**Given request:**
Your task is to reproduce the material exactly.

**Material shown:**
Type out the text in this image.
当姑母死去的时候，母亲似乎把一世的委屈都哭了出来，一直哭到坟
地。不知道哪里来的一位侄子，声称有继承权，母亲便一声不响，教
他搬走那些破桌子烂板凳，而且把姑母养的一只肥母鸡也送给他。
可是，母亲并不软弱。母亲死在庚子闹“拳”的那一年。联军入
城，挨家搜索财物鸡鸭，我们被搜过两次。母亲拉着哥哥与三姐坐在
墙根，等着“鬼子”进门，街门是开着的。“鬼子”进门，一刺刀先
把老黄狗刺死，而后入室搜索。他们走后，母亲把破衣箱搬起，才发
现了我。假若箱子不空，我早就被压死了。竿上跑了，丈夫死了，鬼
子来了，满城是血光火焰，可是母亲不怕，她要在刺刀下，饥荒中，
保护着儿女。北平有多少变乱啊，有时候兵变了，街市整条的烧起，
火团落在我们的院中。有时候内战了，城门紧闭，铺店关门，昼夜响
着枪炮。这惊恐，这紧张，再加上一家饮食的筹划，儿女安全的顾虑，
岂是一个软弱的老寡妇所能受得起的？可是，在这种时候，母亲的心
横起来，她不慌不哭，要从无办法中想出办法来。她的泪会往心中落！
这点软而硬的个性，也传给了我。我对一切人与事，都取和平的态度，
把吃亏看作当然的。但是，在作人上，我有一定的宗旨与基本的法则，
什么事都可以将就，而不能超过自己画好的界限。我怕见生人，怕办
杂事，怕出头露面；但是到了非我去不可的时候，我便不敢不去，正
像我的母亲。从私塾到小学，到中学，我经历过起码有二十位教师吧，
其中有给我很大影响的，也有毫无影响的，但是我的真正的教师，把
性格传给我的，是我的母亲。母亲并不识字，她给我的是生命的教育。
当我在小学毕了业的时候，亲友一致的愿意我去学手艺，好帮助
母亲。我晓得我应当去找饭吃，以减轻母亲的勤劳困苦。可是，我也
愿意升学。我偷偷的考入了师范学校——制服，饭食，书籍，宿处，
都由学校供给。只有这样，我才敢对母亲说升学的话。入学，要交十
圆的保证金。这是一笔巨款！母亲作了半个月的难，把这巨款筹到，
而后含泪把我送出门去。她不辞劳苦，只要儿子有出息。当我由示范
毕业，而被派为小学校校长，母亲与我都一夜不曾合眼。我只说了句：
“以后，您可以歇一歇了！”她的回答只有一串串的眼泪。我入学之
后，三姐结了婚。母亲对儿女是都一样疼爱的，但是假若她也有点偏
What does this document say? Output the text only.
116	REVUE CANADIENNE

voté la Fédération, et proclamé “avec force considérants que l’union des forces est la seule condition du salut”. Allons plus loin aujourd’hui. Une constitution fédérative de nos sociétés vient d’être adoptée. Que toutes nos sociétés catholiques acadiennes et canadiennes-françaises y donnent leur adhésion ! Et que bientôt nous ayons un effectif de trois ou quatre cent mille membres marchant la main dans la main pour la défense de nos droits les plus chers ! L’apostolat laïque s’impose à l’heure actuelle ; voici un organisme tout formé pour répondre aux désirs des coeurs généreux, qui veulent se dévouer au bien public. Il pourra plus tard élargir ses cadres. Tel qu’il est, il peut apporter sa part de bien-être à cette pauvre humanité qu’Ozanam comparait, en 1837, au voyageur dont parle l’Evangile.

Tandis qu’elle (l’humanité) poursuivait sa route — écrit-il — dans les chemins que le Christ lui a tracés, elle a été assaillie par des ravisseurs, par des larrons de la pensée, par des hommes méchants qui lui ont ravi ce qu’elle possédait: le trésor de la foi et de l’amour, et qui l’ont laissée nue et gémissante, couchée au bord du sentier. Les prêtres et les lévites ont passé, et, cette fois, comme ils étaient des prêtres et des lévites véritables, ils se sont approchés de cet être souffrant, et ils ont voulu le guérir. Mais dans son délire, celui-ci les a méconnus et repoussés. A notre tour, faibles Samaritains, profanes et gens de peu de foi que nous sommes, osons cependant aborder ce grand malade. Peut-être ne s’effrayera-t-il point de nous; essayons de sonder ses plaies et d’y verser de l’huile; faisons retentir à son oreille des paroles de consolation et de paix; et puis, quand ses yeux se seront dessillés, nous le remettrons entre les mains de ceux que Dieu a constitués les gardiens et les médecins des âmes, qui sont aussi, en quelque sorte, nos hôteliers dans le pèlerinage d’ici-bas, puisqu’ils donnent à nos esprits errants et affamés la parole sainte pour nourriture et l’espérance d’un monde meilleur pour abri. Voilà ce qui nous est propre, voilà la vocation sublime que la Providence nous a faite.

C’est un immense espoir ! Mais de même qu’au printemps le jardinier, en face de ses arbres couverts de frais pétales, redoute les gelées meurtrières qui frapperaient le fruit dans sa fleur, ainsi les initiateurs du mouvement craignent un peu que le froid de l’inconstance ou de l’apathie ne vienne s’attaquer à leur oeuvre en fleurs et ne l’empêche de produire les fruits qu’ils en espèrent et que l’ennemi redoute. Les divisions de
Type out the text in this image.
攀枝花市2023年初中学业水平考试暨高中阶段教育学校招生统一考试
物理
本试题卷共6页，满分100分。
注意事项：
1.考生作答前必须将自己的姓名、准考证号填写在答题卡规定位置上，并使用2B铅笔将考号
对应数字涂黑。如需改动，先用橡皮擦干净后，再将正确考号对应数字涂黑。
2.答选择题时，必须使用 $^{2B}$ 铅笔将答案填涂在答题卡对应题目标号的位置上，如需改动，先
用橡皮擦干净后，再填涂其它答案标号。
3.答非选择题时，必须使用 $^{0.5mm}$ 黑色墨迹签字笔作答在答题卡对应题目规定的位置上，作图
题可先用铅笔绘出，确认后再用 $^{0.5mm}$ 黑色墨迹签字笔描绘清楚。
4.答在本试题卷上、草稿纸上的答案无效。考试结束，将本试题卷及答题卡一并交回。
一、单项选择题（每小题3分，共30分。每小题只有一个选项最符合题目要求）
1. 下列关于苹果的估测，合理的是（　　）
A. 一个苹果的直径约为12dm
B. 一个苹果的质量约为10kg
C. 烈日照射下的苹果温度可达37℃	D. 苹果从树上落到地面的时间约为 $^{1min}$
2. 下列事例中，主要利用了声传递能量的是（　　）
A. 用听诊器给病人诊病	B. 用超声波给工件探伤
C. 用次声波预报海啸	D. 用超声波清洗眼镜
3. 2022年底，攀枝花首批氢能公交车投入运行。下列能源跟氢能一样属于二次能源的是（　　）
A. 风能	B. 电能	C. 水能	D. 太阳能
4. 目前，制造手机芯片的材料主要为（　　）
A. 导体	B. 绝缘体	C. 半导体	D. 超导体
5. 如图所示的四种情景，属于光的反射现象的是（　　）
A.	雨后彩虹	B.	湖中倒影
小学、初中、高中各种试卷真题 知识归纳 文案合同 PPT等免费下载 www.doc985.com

**Output below:**
Type out the text in this image.
当姑母死去的时候，母亲似乎把一世的委屈都哭了出来，一直哭到坟
地。不知道哪里来的一位侄子，声称有继承权，母亲便一声不响，教
他搬走那些破桌子烂板凳，而且把姑母养的一只肥母鸡也送给他。
可是，母亲并不软弱。母亲死在庚子闹“拳”的那一年。联军入
城，挨家搜索财物鸡鸭，我们被搜过两次。母亲拉着哥哥与三姐坐在
墙根，等着“鬼子”进门，街门是开着的。“鬼子”进门，一刺刀先
把老黄狗刺死，而后入室搜索。他们走后，母亲把破衣箱搬起，才发
现了我。假若箱子不空，我早就被压死了。竿上跑了，丈夫死了，鬼
子来了，满城是血光火焰，可是母亲不怕，她要在刺刀下，饥荒中，
保护着儿女。北平有多少变乱啊，有时候兵变了，街市整条的烧起，
火团落在我们的院中。有时候内战了，城门紧闭，铺店关门，昼夜响
着枪炮。这惊恐，这紧张，再加上一家饮食的筹划，儿女安全的顾虑，
岂是一个软弱的老寡妇所能受得起的？可是，在这种时候，母亲的心
横起来，她不慌不哭，要从无办法中想出办法来。她的泪会往心中落！
这点软而硬的个性，也传给了我。我对一切人与事，都取和平的态度，
把吃亏看作当然的。但是，在作人上，我有一定的宗旨与基本的法则，
什么事都可以将就，而不能超过自己画好的界限。我怕见生人，怕办
杂事，怕出头露面；但是到了非我去不可的时候，我便不敢不去，正
像我的母亲。从私塾到小学，到中学，我经历过起码有二十位教师吧，
其中有给我很大影响的，也有毫无影响的，但是我的真正的教师，把
性格传给我的，是我的母亲。母亲并不识字，她给我的是生命的教育。
当我在小学毕了业的时候，亲友一致的愿意我去学手艺，好帮助
母亲。我晓得我应当去找饭吃，以减轻母亲的勤劳困苦。可是，我也
愿意升学。我偷偷的考入了师范学校——制服，饭食，书籍，宿处，
都由学校供给。只有这样，我才敢对母亲说升学的话。入学，要交十
圆的保证金。这是一笔巨款！母亲作了半个月的难，把这巨款筹到，
而后含泪把我送出门去。她不辞劳苦，只要儿子有出息。当我由示范
毕业，而被派为小学校校长，母亲与我都一夜不曾合眼。我只说了句：
“以后，您可以歇一歇了！”她的回答只有一串串的眼泪。我入学之
后，三姐结了婚。母亲对儿女是都一样疼爱的，但是假若她也有点偏
What does this document say? Output the text only.
116	REVUE CANADIENNE

voté la Fédération, et proclamé “avec force considérants que l’union des forces est la seule condition du salut”. Allons plus loin aujourd’hui. Une constitution fédérative de nos sociétés vient d’être adoptée. Que toutes nos sociétés catholiques acadiennes et canadiennes-françaises y donnent leur adhésion ! Et que bientôt nous ayons un effectif de trois ou quatre cent mille membres marchant la main dans la main pour la défense de nos droits les plus chers ! L’apostolat laïque s’impose à l’heure actuelle ; voici un organisme tout formé pour répondre aux désirs des coeurs généreux, qui veulent se dévouer au bien public. Il pourra plus tard élargir ses cadres. Tel qu’il est, il peut apporter sa part de bien-être à cette pauvre humanité qu’Ozanam comparait, en 1837, au voyageur dont parle l’Evangile.

Tandis qu’elle (l’humanité) poursuivait sa route — écrit-il — dans les chemins que le Christ lui a tracés, elle a été assaillie par des ravisseurs, par des larrons de la pensée, par des hommes méchants qui lui ont ravi ce qu’elle possédait: le trésor de la foi et de l’amour, et qui l’ont laissée nue et gémissante, couchée au bord du sentier. Les prêtres et les lévites ont passé, et, cette fois, comme ils étaient des prêtres et des lévites véritables, ils se sont approchés de cet être souffrant, et ils ont voulu le guérir. Mais dans son délire, celui-ci les a méconnus et repoussés. A notre tour, faibles Samaritains, profanes et gens de peu de foi que nous sommes, osons cependant aborder ce grand malade. Peut-être ne s’effrayera-t-il point de nous; essayons de sonder ses plaies et d’y verser de l’huile; faisons retentir à son oreille des paroles de consolation et de paix; et puis, quand ses yeux se seront dessillés, nous le remettrons entre les mains de ceux que Dieu a constitués les gardiens et les médecins des âmes, qui sont aussi, en quelque sorte, nos hôteliers dans le pèlerinage d’ici-bas, puisqu’ils donnent à nos esprits errants et affamés la parole sainte pour nourriture et l’espérance d’un monde meilleur pour abri. Voilà ce qui nous est propre, voilà la vocation sublime que la Providence nous a faite.

C’est un immense espoir ! Mais de même qu’au printemps le jardinier, en face de ses arbres couverts de frais pétales, redoute les gelées meurtrières qui frapperaient le fruit dans sa fleur, ainsi les initiateurs du mouvement craignent un peu que le froid de l’inconstance ou de l’apathie ne vienne s’attaquer à leur oeuvre en fleurs et ne l’empêche de produire les fruits qu’ils en espèrent et que l’ennemi redoute. Les divisions de
Type out the text in this image.
攀枝花市2023年初中学业水平考试暨高中阶段教育学校招生统一考试
物理
本试题卷共6页，满分100分。
注意事项：
1.考生作答前必须将自己的姓名、准考证号填写在答题卡规定位置上，并使用2B铅笔将考号
对应数字涂黑。如需改动，先用橡皮擦干净后，再将正确考号对应数字涂黑。
2.答选择题时，必须使用 $^{2B}$ 铅笔将答案填涂在答题卡对应题目标号的位置上，如需改动，先
用橡皮擦干净后，再填涂其它答案标号。
3.答非选择题时，必须使用 $^{0.5mm}$ 黑色墨迹签字笔作答在答题卡对应题目规定的位置上，作图
题可先用铅笔绘出，确认后再用 $^{0.5mm}$ 黑色墨迹签字笔描绘清楚。
4.答在本试题卷上、草稿纸上的答案无效。考试结束，将本试题卷及答题卡一并交回。
一、单项选择题（每小题3分，共30分。每小题只有一个选项最符合题目要求）
1. 下列关于苹果的估测，合理的是（　　）
A. 一个苹果的直径约为12dm
B. 一个苹果的质量约为10kg
C. 烈日照射下的苹果温度可达37℃	D. 苹果从树上落到地面的时间约为 $^{1min}$
2. 下列事例中，主要利用了声传递能量的是（　　）
A. 用听诊器给病人诊病	B. 用超声波给工件探伤
C. 用次声波预报海啸	D. 用超声波清洗眼镜
3. 2022年底，攀枝花首批氢能公交车投入运行。下列能源跟氢能一样属于二次能源的是（　　）
A. 风能	B. 电能	C. 水能	D. 太阳能
4. 目前，制造手机芯片的材料主要为（　　）
A. 导体	B. 绝缘体	C. 半导体	D. 超导体
5. 如图所示的四种情景，属于光的反射现象的是（　　）
A.	雨后彩虹	B.	湖中倒影
小学、初中、高中各种试卷真题 知识归纳 文案合同 PPT等免费下载 www.doc985.com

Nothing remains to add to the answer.